=== RECORDS SUPPLIED ===

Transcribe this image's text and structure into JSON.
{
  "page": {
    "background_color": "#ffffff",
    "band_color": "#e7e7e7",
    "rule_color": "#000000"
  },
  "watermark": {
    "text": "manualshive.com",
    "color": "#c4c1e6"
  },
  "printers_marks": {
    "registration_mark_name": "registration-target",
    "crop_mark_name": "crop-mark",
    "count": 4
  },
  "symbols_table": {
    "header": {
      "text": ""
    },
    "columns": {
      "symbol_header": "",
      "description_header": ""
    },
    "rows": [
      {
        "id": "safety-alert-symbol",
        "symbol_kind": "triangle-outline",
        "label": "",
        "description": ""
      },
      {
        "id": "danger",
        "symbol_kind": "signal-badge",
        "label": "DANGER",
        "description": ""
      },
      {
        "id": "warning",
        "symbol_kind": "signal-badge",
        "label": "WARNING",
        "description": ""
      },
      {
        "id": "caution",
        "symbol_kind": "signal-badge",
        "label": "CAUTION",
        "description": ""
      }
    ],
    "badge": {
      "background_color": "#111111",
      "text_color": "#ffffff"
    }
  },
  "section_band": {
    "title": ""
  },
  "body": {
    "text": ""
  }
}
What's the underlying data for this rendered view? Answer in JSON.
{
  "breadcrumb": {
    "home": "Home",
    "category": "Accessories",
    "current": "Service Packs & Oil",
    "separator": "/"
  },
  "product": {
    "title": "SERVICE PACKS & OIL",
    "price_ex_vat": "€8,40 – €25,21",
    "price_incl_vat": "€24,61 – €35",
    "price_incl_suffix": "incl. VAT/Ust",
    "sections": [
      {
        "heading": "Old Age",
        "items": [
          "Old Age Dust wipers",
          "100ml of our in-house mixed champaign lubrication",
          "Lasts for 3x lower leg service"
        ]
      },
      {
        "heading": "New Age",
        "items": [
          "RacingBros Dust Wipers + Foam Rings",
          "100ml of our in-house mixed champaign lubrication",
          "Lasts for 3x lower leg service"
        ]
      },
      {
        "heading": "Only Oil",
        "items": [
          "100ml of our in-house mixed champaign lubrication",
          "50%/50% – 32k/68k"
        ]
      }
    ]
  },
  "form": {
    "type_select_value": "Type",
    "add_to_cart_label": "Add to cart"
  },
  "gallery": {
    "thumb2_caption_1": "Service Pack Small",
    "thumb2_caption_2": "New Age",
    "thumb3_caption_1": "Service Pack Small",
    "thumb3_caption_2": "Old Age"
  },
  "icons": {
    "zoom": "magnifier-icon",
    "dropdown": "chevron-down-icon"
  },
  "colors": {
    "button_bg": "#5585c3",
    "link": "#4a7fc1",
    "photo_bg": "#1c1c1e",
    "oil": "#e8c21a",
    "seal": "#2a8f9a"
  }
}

===

» DIRECTIONS FOR THIS TASK
Repeat every line of the material exactly as given.

» COMPLETE OUTPUT
Transcribe this image's text and structure into JSON.
{
  "page": {
    "background_color": "#ffffff",
    "band_color": "#e7e7e7",
    "rule_color": "#000000"
  },
  "watermark": {
    "text": "manualshive.com",
    "color": "#c4c1e6"
  },
  "printers_marks": {
    "registration_mark_name": "registration-target",
    "crop_mark_name": "crop-mark",
    "count": 4
  },
  "symbols_table": {
    "header": {
      "text": ""
    },
    "columns": {
      "symbol_header": "",
      "description_header": ""
    },
    "rows": [
      {
        "id": "safety-alert-symbol",
        "symbol_kind": "triangle-outline",
        "label": "",
        "description": ""
      },
      {
        "id": "danger",
        "symbol_kind": "signal-badge",
        "label": "DANGER",
        "description": ""
      },
      {
        "id": "warning",
        "symbol_kind": "signal-badge",
        "label": "WARNING",
        "description": ""
      },
      {
        "id": "caution",
        "symbol_kind": "signal-badge",
        "label": "CAUTION",
        "description": ""
      }
    ],
    "badge": {
      "background_color": "#111111",
      "text_color": "#ffffff"
    }
  },
  "section_band": {
    "title": ""
  },
  "body": {
    "text": ""
  }
}
What's the underlying data for this rendered view? Answer in JSON.
{
  "breadcrumb": {
    "home": "Home",
    "category": "Accessories",
    "current": "Service Packs & Oil",
    "separator": "/"
  },
  "product": {
    "title": "SERVICE PACKS & OIL",
    "price_ex_vat": "€8,40 – €25,21",
    "price_incl_vat": "€24,61 – €35",
    "price_incl_suffix": "incl. VAT/Ust",
    "sections": [
      {
        "heading": "Old Age",
        "items": [
          "Old Age Dust wipers",
          "100ml of our in-house mixed champaign lubrication",
          "Lasts for 3x lower leg service"
        ]
      },
      {
        "heading": "New Age",
        "items": [
          "RacingBros Dust Wipers + Foam Rings",
          "100ml of our in-house mixed champaign lubrication",
          "Lasts for 3x lower leg service"
        ]
      },
      {
        "heading": "Only Oil",
        "items": [
          "100ml of our in-house mixed champaign lubrication",
          "50%/50% – 32k/68k"
        ]
      }
    ]
  },
  "form": {
    "type_select_value": "Type",
    "add_to_cart_label": "Add to cart"
  },
  "gallery": {
    "thumb2_caption_1": "Service Pack Small",
    "thumb2_caption_2": "New Age",
    "thumb3_caption_1": "Service Pack Small",
    "thumb3_caption_2": "Old Age"
  },
  "icons": {
    "zoom": "magnifier-icon",
    "dropdown": "chevron-down-icon"
  },
  "colors": {
    "button_bg": "#5585c3",
    "link": "#4a7fc1",
    "photo_bg": "#1c1c1e",
    "oil": "#e8c21a",
    "seal": "#2a8f9a"
  }
}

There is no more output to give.